**Metin Parçası**.
┄┄┄┄┄┄┄┄┄┄┄┄┄┄┄┄┄┄┄┄

Deniz Feneri Basın Açıklaması

            Deniz Feneri e. V soruşturmasını yürüten Cumhuriyet Savcıları Nadi Türkaslan, Abdulvahap Yaren ve Mehmet Tamöz ile ilgili olarak HSYK Başkanvekili tarafından yapılan açıklamada müfettişlerin adı geçen cumhuriyet savcılarının mahkeme kararında şüphelilerin mal varlıklarına el konulması kararının yanında, ortağı oldukları şirketlerin malvarlıklarına el konulmasına ilişkin talebin reddine karar verilmesine dair kısmı kapatmak suretiyle tahrifat yaparak şirketlerin malvarlığına da el konulmasını sağladıklarından bahisle haklarında yapılan soruşturma sonunda, işlemlerinde hukuka aykırılıklar tespit edildiğini, bu nedenle  savcılar hakkında disiplin yönünden cezalandırılmaları ve cezai yönden de kovuşturma yapılması, ayrıca haklarında ´geçici tedbir uygulanması´ gerektiği yönünde kanaat belirttikleri, HSYK 2. Dairesi tarafından yapılan inceleme sonunda da savcılar hakkında geçici tedbir uygulanması talebinin reddine, kovuşturma yönünden ise konunun incelemeye alınmasına karar verildiği belirtilmiştir.  

            Aynı zamanda HSYK Başkanı da olan Adalet Bakanı ile HSYK Başkanvekili Sayın Ahmet Hamsici, birkaç gün önce de ayrı ayrı, müfettişler eliyle tüm dosya zaptedilip soruşturmaya vakıf olunmasını müteakip, Ankara Cumhuriyet Başsavcısı tarafından soruşturmadan el çektirilen savcıların yaptıkları işlemlerde hukuka aykırılıklar olduğunu ve Başsavcının kararında isabetsizlik bulunmadığını açıklamışlardı. 

            Hemen belirtmek gerekir ki, zikredilen, savcılar hakkında soruşturma sebebi sayılan işlemler sabit olsa dahi basit bir itiraz ile her zaman ve kısa bir süre içinde giderilebilir işlemlerdendir. Diğer yandan, Cumhuriyet Başsavcılığına veya kararı veren Mahkemeye iletilmeyen fakat şikayet dilekçesi ekinde bulunan itiraz dilekçesinin neden işleme konulmadığının ise izah edilmesi gerekmektedir. Yoksa, soruşturmanın siyasi iktidara yakın kişilere ilişkin olduğu gözetilerek ‘soruna temelli bir çözüm’mü bulunmak istenmiştir! Görünen odur ki; savcıların müzekkerelerin ekinde mahkeme kararını da göndermeleri nedeniyle tedbiri uygulayacak olan merciin mahkeme kararında yazılı olandan başka bir tedbiri uygulama olanağı da bulunmamakta, bu şekilde bilgi kirliliği yaratılarak Deniz Feneri e. V soruşturması sulandırılmak, sonuçsuz bırakılmak istenilmektedir.

┄┄┄┄┄┄┄┄┄┄┄┄┄┄┄┄┄┄┄┄

**Veri Listesi**.
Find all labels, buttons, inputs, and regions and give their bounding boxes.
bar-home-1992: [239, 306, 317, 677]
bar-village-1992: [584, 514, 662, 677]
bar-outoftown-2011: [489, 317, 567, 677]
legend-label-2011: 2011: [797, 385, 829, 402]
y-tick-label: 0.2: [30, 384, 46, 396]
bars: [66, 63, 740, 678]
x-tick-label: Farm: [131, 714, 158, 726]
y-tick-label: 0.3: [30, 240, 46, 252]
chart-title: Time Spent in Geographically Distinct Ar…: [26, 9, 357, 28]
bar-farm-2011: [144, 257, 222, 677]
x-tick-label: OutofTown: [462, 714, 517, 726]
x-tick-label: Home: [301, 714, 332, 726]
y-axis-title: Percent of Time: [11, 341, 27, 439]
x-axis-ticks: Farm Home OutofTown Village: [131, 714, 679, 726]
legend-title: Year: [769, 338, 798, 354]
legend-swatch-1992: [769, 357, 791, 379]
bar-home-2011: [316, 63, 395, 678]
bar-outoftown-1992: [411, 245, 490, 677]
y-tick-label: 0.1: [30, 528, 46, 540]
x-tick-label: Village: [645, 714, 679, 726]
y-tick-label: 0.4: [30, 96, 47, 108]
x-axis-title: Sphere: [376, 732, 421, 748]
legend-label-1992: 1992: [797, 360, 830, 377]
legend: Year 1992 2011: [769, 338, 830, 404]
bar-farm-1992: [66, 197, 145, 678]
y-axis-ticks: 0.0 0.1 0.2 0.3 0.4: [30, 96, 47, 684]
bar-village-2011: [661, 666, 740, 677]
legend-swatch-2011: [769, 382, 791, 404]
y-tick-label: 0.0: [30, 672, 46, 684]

┄┄┄┄┄┄┄┄┄┄┄┄┄┄┄┄┄┄┄┄

**İstenen Çalışmalar**.
**1)** Deniz Feneri basın açıklamasına göre aşağıdaki soruları yanıtlayınız.
(a) Deniz Feneri e. V soruşturmasını yürüten Cumhuriyet Savcılarının adları nelerdir?
(b) HSYK 2. Dairesi, savcılar hakkında geçici tedbir uygulanması talebi ile kovuşturma konusunda ne karar vermiştir?
(c) Savcıları soruşturmadan kim el çektirmiştir?
**2)** Deniz Feneri basın açıklamasındaki şu cümleyi İngilizceye çeviriniz: "Hemen belirtmek gerekir ki, zikredilen, savcılar hakkında soruşturma sebebi sayılan işlemler sabit olsa dahi basit bir itiraz ile her zaman ve kısa bir süre içinde giderilebilir işlemlerdendir."
**3)** Deniz Feneri basın açıklamasını son cümlesinden sonra aynı üslupla sürdürünüz.

**Alıştırma Yanıtları**.
**1)**
(a) Nadi Türkaslan, Abdulvahap Yaren ve Mehmet Tamöz.
(b) Geçici tedbir uygulanması talebinin reddine, kovuşturma yönünden ise konunun incelemeye alınmasına karar vermiştir.
(c) Ankara Cumhuriyet Başsavcısı.

**2)** It must be noted at once that, even if the aforementioned acts regarded as grounds for the investigation of the prosecutors were proven, they are acts that can always be remedied within a short time by a simple objection.

**3)**
            Adalet Bakanı ile HSYK Başkan vekilinin henüz sonuçlanmayan, hala sürdürülen bir soruşturma ile ilgili açıklamaları, evrensel ceza hukuku ilkelerinden olan masumiyet karinesinin ihlali niteliğinde olduğu gibi aynı zamanda görevleri itibariyle ihsas-ı rey niteliğindedir. Yapılan açıklama ile de  HSYK üyeleri baskı altına alınmakta, ileride verilecek kararlar konusunda Kurul töhmet altına sokulmaktadır. Mevcut Kurulun vereceği kararlar şimdiden şaibeli hale getirilmiştir. 

            Adalet Bakanı ile HSYK Başkan Vekilinin bu açıklamalarının HSYK’ya duyulan güveni tartışılır hale getirmesi yanında Deniz Feneri e. V soruşturmasıyla görevlendirilen ve aynı zamanda HSYK yedek üyesi olan Ankara Cumhuriyet Başsavcı Vekili ile diğer Cumhuriyet Savcılarını da baskı altına alır nitelikte olduğu unutulmamalıdır. 

            Bütün bu açıklamalar Adalet Bakanlığının ve HSYK’nın bu soruşturmaya ne kadar müdahil olduğunun da bir ifadesidir ve Türk Ceza Yasasının 288.maddesi kapsamında  adil yargılamayı etkilemeye teşebbüs suçunun oluşup oluşmadığının takdiri ise kamu adına dava açma yetkisini elinde bulunduran Cumhuriyet savcılarımıza ve yüce Türk Milleti adına karar veren yargıçlarımıza aittir. 

                 Kamuoyuna saygı ile duyurulur.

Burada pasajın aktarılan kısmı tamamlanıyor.